TASK INSTRUCTIONS
Go through the records underneath and write each one out again exactly.
________________
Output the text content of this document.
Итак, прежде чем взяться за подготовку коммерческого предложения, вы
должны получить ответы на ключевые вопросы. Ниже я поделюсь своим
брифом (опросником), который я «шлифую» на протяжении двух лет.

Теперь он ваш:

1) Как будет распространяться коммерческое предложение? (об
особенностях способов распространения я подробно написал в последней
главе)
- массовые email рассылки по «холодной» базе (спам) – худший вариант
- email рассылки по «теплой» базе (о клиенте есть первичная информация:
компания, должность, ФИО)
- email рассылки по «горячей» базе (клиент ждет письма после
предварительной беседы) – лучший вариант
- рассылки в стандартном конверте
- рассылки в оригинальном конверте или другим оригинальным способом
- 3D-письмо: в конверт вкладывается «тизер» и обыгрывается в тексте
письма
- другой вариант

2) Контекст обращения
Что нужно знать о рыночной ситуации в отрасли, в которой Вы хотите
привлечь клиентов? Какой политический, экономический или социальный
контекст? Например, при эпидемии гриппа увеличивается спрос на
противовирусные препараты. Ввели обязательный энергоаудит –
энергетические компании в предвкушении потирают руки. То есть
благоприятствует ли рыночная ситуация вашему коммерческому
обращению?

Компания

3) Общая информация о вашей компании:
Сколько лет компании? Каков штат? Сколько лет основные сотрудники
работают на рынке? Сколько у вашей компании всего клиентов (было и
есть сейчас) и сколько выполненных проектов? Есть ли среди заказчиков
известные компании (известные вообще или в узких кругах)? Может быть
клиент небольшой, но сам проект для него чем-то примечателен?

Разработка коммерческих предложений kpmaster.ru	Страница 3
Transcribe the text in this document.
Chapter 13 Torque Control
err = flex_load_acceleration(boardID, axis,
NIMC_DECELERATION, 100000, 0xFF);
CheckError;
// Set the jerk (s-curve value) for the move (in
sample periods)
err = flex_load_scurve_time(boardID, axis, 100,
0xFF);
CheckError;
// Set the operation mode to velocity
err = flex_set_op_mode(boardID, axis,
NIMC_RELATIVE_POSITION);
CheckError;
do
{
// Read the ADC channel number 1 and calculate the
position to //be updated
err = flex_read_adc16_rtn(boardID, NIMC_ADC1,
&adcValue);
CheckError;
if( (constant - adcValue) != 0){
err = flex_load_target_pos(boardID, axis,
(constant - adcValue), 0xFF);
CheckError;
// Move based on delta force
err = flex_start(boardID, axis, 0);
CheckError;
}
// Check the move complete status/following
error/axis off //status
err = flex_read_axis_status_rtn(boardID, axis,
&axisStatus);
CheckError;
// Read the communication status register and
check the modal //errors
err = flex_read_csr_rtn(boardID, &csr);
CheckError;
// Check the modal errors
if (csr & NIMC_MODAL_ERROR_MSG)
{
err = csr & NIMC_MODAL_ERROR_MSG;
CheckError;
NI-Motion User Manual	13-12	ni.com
________________
SOLUTION TO THIS EXERCISE
Output the text content of this document.
Итак, прежде чем взяться за подготовку коммерческого предложения, вы
должны получить ответы на ключевые вопросы. Ниже я поделюсь своим
брифом (опросником), который я «шлифую» на протяжении двух лет.

Теперь он ваш:

1) Как будет распространяться коммерческое предложение? (об
особенностях способов распространения я подробно написал в последней
главе)
- массовые email рассылки по «холодной» базе (спам) – худший вариант
- email рассылки по «теплой» базе (о клиенте есть первичная информация:
компания, должность, ФИО)
- email рассылки по «горячей» базе (клиент ждет письма после
предварительной беседы) – лучший вариант
- рассылки в стандартном конверте
- рассылки в оригинальном конверте или другим оригинальным способом
- 3D-письмо: в конверт вкладывается «тизер» и обыгрывается в тексте
письма
- другой вариант

2) Контекст обращения
Что нужно знать о рыночной ситуации в отрасли, в которой Вы хотите
привлечь клиентов? Какой политический, экономический или социальный
контекст? Например, при эпидемии гриппа увеличивается спрос на
противовирусные препараты. Ввели обязательный энергоаудит –
энергетические компании в предвкушении потирают руки. То есть
благоприятствует ли рыночная ситуация вашему коммерческому
обращению?

Компания

3) Общая информация о вашей компании:
Сколько лет компании? Каков штат? Сколько лет основные сотрудники
работают на рынке? Сколько у вашей компании всего клиентов (было и
есть сейчас) и сколько выполненных проектов? Есть ли среди заказчиков
известные компании (известные вообще или в узких кругах)? Может быть
клиент небольшой, но сам проект для него чем-то примечателен?

Разработка коммерческих предложений kpmaster.ru	Страница 3
Transcribe the text in this document.
Chapter 13 Torque Control
err = flex_load_acceleration(boardID, axis,
NIMC_DECELERATION, 100000, 0xFF);
CheckError;
// Set the jerk (s-curve value) for the move (in
sample periods)
err = flex_load_scurve_time(boardID, axis, 100,
0xFF);
CheckError;
// Set the operation mode to velocity
err = flex_set_op_mode(boardID, axis,
NIMC_RELATIVE_POSITION);
CheckError;
do
{
// Read the ADC channel number 1 and calculate the
position to //be updated
err = flex_read_adc16_rtn(boardID, NIMC_ADC1,
&adcValue);
CheckError;
if( (constant - adcValue) != 0){
err = flex_load_target_pos(boardID, axis,
(constant - adcValue), 0xFF);
CheckError;
// Move based on delta force
err = flex_start(boardID, axis, 0);
CheckError;
}
// Check the move complete status/following
error/axis off //status
err = flex_read_axis_status_rtn(boardID, axis,
&axisStatus);
CheckError;
// Read the communication status register and
check the modal //errors
err = flex_read_csr_rtn(boardID, &csr);
CheckError;
// Check the modal errors
if (csr & NIMC_MODAL_ERROR_MSG)
{
err = csr & NIMC_MODAL_ERROR_MSG;
CheckError;
NI-Motion User Manual	13-12	ni.com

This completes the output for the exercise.